Part of a data file →
━━━━━━━━━━━━━━━━━━━━

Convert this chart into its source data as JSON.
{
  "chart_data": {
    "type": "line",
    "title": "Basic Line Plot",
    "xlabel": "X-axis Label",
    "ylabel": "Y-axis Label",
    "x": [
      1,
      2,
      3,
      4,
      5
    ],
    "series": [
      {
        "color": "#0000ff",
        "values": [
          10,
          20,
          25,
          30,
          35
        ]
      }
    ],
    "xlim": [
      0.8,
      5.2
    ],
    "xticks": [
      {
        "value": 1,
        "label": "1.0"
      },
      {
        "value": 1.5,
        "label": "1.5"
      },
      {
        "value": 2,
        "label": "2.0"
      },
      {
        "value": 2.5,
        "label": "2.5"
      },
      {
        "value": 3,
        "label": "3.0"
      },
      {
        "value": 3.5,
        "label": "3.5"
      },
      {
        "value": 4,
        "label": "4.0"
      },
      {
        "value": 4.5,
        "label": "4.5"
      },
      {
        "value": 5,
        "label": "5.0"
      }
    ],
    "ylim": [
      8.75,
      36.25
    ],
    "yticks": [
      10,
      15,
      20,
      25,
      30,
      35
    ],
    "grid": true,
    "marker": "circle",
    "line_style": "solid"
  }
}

━━━━━━━━━━━━━━━━━━━━

TASK PROMPT →
Copy out all of the data exactly, leaving nothing out.

WRITTEN ANSWER →
Convert this chart into its source data as JSON.
{
  "chart_data": {
    "type": "line",
    "title": "Basic Line Plot",
    "xlabel": "X-axis Label",
    "ylabel": "Y-axis Label",
    "x": [
      1,
      2,
      3,
      4,
      5
    ],
    "series": [
      {
        "color": "#0000ff",
        "values": [
          10,
          20,
          25,
          30,
          35
        ]
      }
    ],
    "xlim": [
      0.8,
      5.2
    ],
    "xticks": [
      {
        "value": 1,
        "label": "1.0"
      },
      {
        "value": 1.5,
        "label": "1.5"
      },
      {
        "value": 2,
        "label": "2.0"
      },
      {
        "value": 2.5,
        "label": "2.5"
      },
      {
        "value": 3,
        "label": "3.0"
      },
      {
        "value": 3.5,
        "label": "3.5"
      },
      {
        "value": 4,
        "label": "4.0"
      },
      {
        "value": 4.5,
        "label": "4.5"
      },
      {
        "value": 5,
        "label": "5.0"
      }
    ],
    "ylim": [
      8.75,
      36.25
    ],
    "yticks": [
      10,
      15,
      20,
      25,
      30,
      35
    ],
    "grid": true,
    "marker": "circle",
    "line_style": "solid"
  }
}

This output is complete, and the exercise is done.